Rows from a dataset
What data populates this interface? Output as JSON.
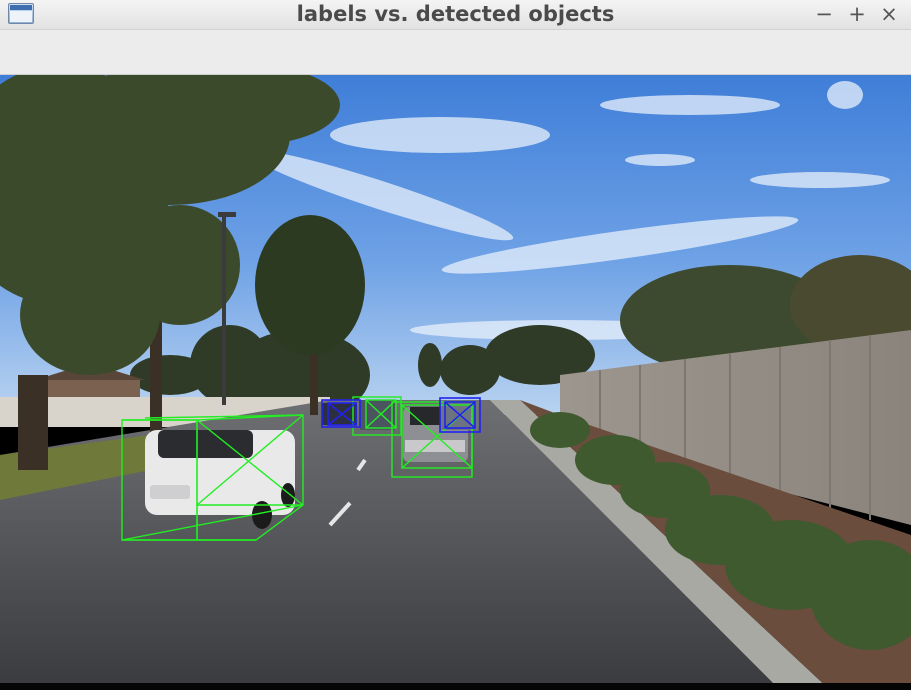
{
  "window": {
    "title": "labels vs. detected objects",
    "controls": {
      "minimize": "−",
      "maximize": "+",
      "close": "×"
    },
    "icon": "window-icon"
  },
  "legend_colors": {
    "label_box": "#22ee22",
    "detection_box": "#2222ee"
  }
}
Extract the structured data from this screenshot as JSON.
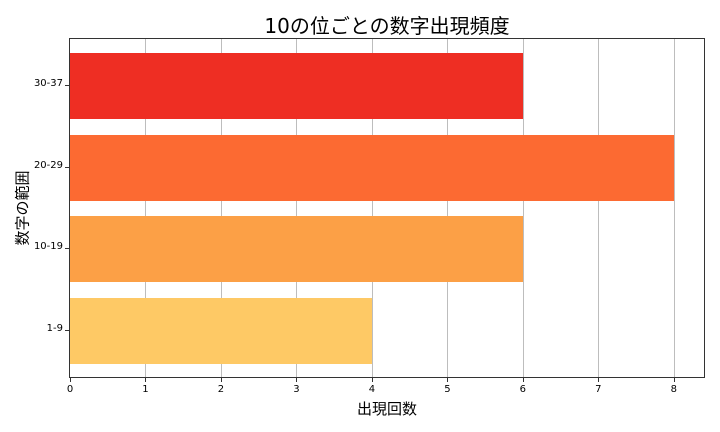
{
  "chart_data": {
    "type": "bar",
    "orientation": "horizontal",
    "title": "10の位ごとの数字出現頻度",
    "xlabel": "出現回数",
    "ylabel": "数字の範囲",
    "categories": [
      "1-9",
      "10-19",
      "20-29",
      "30-37"
    ],
    "values": [
      4,
      6,
      8,
      6
    ],
    "colors": [
      "#fec965",
      "#fca046",
      "#fc6a32",
      "#ee2e23"
    ],
    "xlim": [
      0,
      8.4
    ],
    "xticks": [
      "0",
      "1",
      "2",
      "3",
      "4",
      "5",
      "6",
      "7",
      "8"
    ],
    "grid": {
      "x": true,
      "y": false
    },
    "legend": null
  }
}
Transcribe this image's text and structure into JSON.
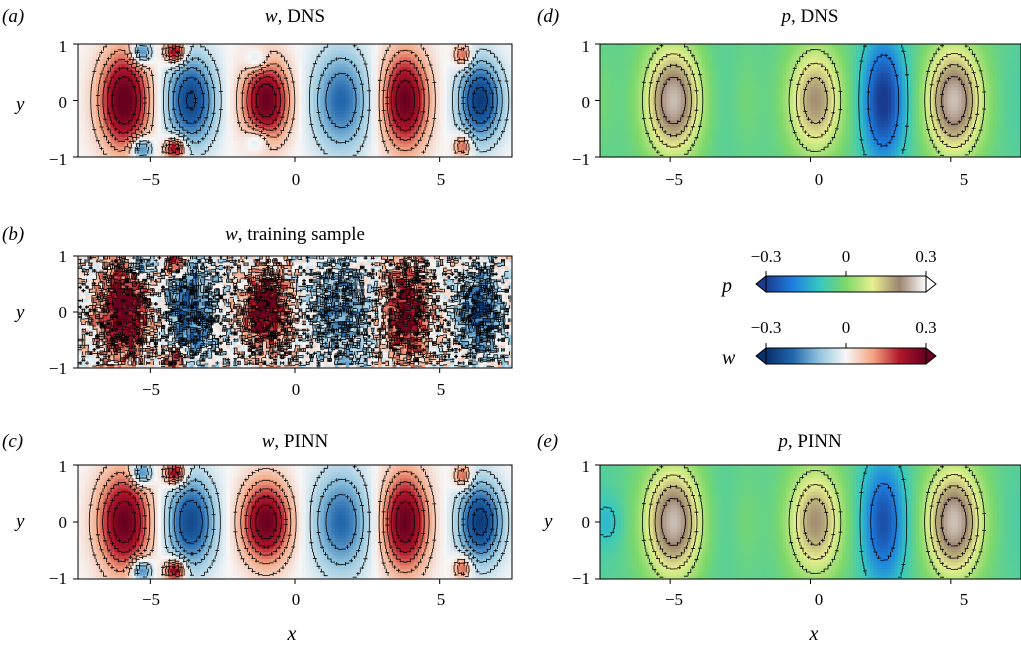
{
  "chart_data": [
    {
      "type": "heatmap",
      "panel_label": "(a)",
      "field": "w",
      "title_suffix": ", DNS",
      "xlabel": "",
      "ylabel": "y",
      "xlim": [
        -7.5,
        7.5
      ],
      "ylim": [
        -1,
        1
      ],
      "xticks": [
        "−5",
        "0",
        "5"
      ],
      "yticks": [
        "1",
        "0",
        "−1"
      ],
      "colormap": "w",
      "features": [
        {
          "x": -5.9,
          "y": 0,
          "amp": 0.32,
          "rx": 0.85,
          "ry": 0.85
        },
        {
          "x": -5.3,
          "y": 0.85,
          "amp": -0.22,
          "rx": 0.35,
          "ry": 0.2
        },
        {
          "x": -5.3,
          "y": -0.85,
          "amp": -0.22,
          "rx": 0.35,
          "ry": 0.2
        },
        {
          "x": -4.15,
          "y": 0.85,
          "amp": 0.28,
          "rx": 0.35,
          "ry": 0.2
        },
        {
          "x": -4.15,
          "y": -0.85,
          "amp": 0.28,
          "rx": 0.35,
          "ry": 0.2
        },
        {
          "x": -3.6,
          "y": 0,
          "amp": -0.26,
          "rx": 0.85,
          "ry": 0.8
        },
        {
          "x": -1.0,
          "y": 0,
          "amp": 0.3,
          "rx": 0.8,
          "ry": 0.7
        },
        {
          "x": -1.3,
          "y": 0.7,
          "amp": -0.1,
          "rx": 0.4,
          "ry": 0.2
        },
        {
          "x": -1.3,
          "y": -0.7,
          "amp": -0.1,
          "rx": 0.4,
          "ry": 0.2
        },
        {
          "x": 1.6,
          "y": 0,
          "amp": -0.2,
          "rx": 1.0,
          "ry": 0.9
        },
        {
          "x": 3.8,
          "y": 0,
          "amp": 0.3,
          "rx": 0.8,
          "ry": 0.85
        },
        {
          "x": 5.8,
          "y": 0.8,
          "amp": 0.18,
          "rx": 0.3,
          "ry": 0.2
        },
        {
          "x": 5.8,
          "y": -0.8,
          "amp": 0.18,
          "rx": 0.3,
          "ry": 0.2
        },
        {
          "x": 6.4,
          "y": 0,
          "amp": -0.28,
          "rx": 0.75,
          "ry": 0.7
        }
      ],
      "noise": 0
    },
    {
      "type": "heatmap",
      "panel_label": "(b)",
      "field": "w",
      "title_suffix": ", training sample",
      "xlabel": "",
      "ylabel": "y",
      "xlim": [
        -7.5,
        7.5
      ],
      "ylim": [
        -1,
        1
      ],
      "xticks": [
        "−5",
        "0",
        "5"
      ],
      "yticks": [
        "1",
        "0",
        "−1"
      ],
      "colormap": "w",
      "features": [
        {
          "x": -5.9,
          "y": 0,
          "amp": 0.3,
          "rx": 0.85,
          "ry": 0.85
        },
        {
          "x": -5.3,
          "y": 0.85,
          "amp": -0.2,
          "rx": 0.35,
          "ry": 0.2
        },
        {
          "x": -4.15,
          "y": 0.85,
          "amp": 0.25,
          "rx": 0.35,
          "ry": 0.2
        },
        {
          "x": -4.15,
          "y": -0.85,
          "amp": 0.25,
          "rx": 0.35,
          "ry": 0.2
        },
        {
          "x": -3.6,
          "y": 0,
          "amp": -0.22,
          "rx": 0.85,
          "ry": 0.8
        },
        {
          "x": -1.0,
          "y": 0,
          "amp": 0.28,
          "rx": 0.8,
          "ry": 0.7
        },
        {
          "x": 1.6,
          "y": 0,
          "amp": -0.16,
          "rx": 1.0,
          "ry": 0.9
        },
        {
          "x": 3.8,
          "y": 0,
          "amp": 0.26,
          "rx": 0.8,
          "ry": 0.85
        },
        {
          "x": 6.4,
          "y": 0,
          "amp": -0.24,
          "rx": 0.75,
          "ry": 0.7
        }
      ],
      "noise": 0.09
    },
    {
      "type": "heatmap",
      "panel_label": "(c)",
      "field": "w",
      "title_suffix": ", PINN",
      "xlabel": "x",
      "ylabel": "y",
      "xlim": [
        -7.5,
        7.5
      ],
      "ylim": [
        -1,
        1
      ],
      "xticks": [
        "−5",
        "0",
        "5"
      ],
      "yticks": [
        "1",
        "0",
        "−1"
      ],
      "colormap": "w",
      "features": [
        {
          "x": -5.9,
          "y": 0,
          "amp": 0.3,
          "rx": 0.9,
          "ry": 0.85
        },
        {
          "x": -5.3,
          "y": 0.85,
          "amp": -0.22,
          "rx": 0.35,
          "ry": 0.2
        },
        {
          "x": -5.3,
          "y": -0.85,
          "amp": -0.22,
          "rx": 0.35,
          "ry": 0.2
        },
        {
          "x": -4.15,
          "y": 0.85,
          "amp": 0.28,
          "rx": 0.35,
          "ry": 0.2
        },
        {
          "x": -4.15,
          "y": -0.85,
          "amp": 0.28,
          "rx": 0.35,
          "ry": 0.2
        },
        {
          "x": -3.6,
          "y": 0,
          "amp": -0.25,
          "rx": 0.85,
          "ry": 0.8
        },
        {
          "x": -1.0,
          "y": 0,
          "amp": 0.3,
          "rx": 0.85,
          "ry": 0.7
        },
        {
          "x": 1.6,
          "y": 0,
          "amp": -0.2,
          "rx": 1.0,
          "ry": 0.9
        },
        {
          "x": 3.8,
          "y": 0,
          "amp": 0.3,
          "rx": 0.8,
          "ry": 0.85
        },
        {
          "x": 5.8,
          "y": 0.8,
          "amp": 0.18,
          "rx": 0.3,
          "ry": 0.2
        },
        {
          "x": 5.8,
          "y": -0.8,
          "amp": 0.18,
          "rx": 0.3,
          "ry": 0.2
        },
        {
          "x": 6.4,
          "y": 0,
          "amp": -0.28,
          "rx": 0.75,
          "ry": 0.7
        }
      ],
      "noise": 0
    },
    {
      "type": "heatmap",
      "panel_label": "(d)",
      "field": "p",
      "title_suffix": ", DNS",
      "xlabel": "",
      "ylabel": "",
      "xlim": [
        -7.5,
        7.5
      ],
      "ylim": [
        -1,
        1
      ],
      "xticks": [
        "−5",
        "0",
        "5"
      ],
      "yticks": [
        "1",
        "0",
        "−1"
      ],
      "colormap": "p",
      "features": [
        {
          "x": -4.85,
          "y": 0,
          "amp": 0.26,
          "rx": 1.0,
          "ry": 0.95
        },
        {
          "x": 0.2,
          "y": 0,
          "amp": 0.2,
          "rx": 0.95,
          "ry": 0.9
        },
        {
          "x": 2.6,
          "y": 0,
          "amp": -0.24,
          "rx": 0.75,
          "ry": 1.1
        },
        {
          "x": 5.1,
          "y": 0,
          "amp": 0.26,
          "rx": 1.0,
          "ry": 0.95
        },
        {
          "x": -2.3,
          "y": 0,
          "amp": 0.05,
          "rx": 0.6,
          "ry": 1.0
        },
        {
          "x": -7.5,
          "y": 0,
          "amp": 0.05,
          "rx": 0.6,
          "ry": 1.0
        }
      ],
      "base": -0.04,
      "noise": 0
    },
    {
      "type": "heatmap",
      "panel_label": "(e)",
      "field": "p",
      "title_suffix": ", PINN",
      "xlabel": "x",
      "ylabel": "y",
      "xlim": [
        -7.5,
        7.5
      ],
      "ylim": [
        -1,
        1
      ],
      "xticks": [
        "−5",
        "0",
        "5"
      ],
      "yticks": [
        "1",
        "0",
        "−1"
      ],
      "colormap": "p",
      "features": [
        {
          "x": -4.85,
          "y": 0,
          "amp": 0.26,
          "rx": 1.0,
          "ry": 0.95
        },
        {
          "x": 0.2,
          "y": 0,
          "amp": 0.2,
          "rx": 0.95,
          "ry": 0.9
        },
        {
          "x": 2.6,
          "y": 0,
          "amp": -0.2,
          "rx": 0.75,
          "ry": 1.1
        },
        {
          "x": 5.1,
          "y": 0,
          "amp": 0.26,
          "rx": 1.0,
          "ry": 0.95
        },
        {
          "x": -2.3,
          "y": 0,
          "amp": 0.05,
          "rx": 0.6,
          "ry": 1.0
        },
        {
          "x": -7.2,
          "y": 0,
          "amp": -0.06,
          "rx": 0.5,
          "ry": 0.4
        }
      ],
      "base": -0.04,
      "noise": 0
    }
  ],
  "colorbars": [
    {
      "field": "p",
      "label": "p",
      "ticks": [
        "−0.3",
        "0",
        "0.3"
      ],
      "range": [
        -0.3,
        0.3
      ],
      "stops": [
        "#1a3b8f",
        "#1e7fe0",
        "#35c7c2",
        "#7ed86a",
        "#e9ef8f",
        "#9c8470",
        "#ffffff"
      ]
    },
    {
      "field": "w",
      "label": "w",
      "ticks": [
        "−0.3",
        "0",
        "0.3"
      ],
      "range": [
        -0.3,
        0.3
      ],
      "stops": [
        "#08306b",
        "#2166ac",
        "#92c5de",
        "#f7f7f7",
        "#f4a582",
        "#b2182b",
        "#67001f"
      ]
    }
  ]
}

● **TASK TO CARRY OUT**: State how many lines of the entries above include the word "this", offering no text other than the number.

● **FULL OUTPUT**: 3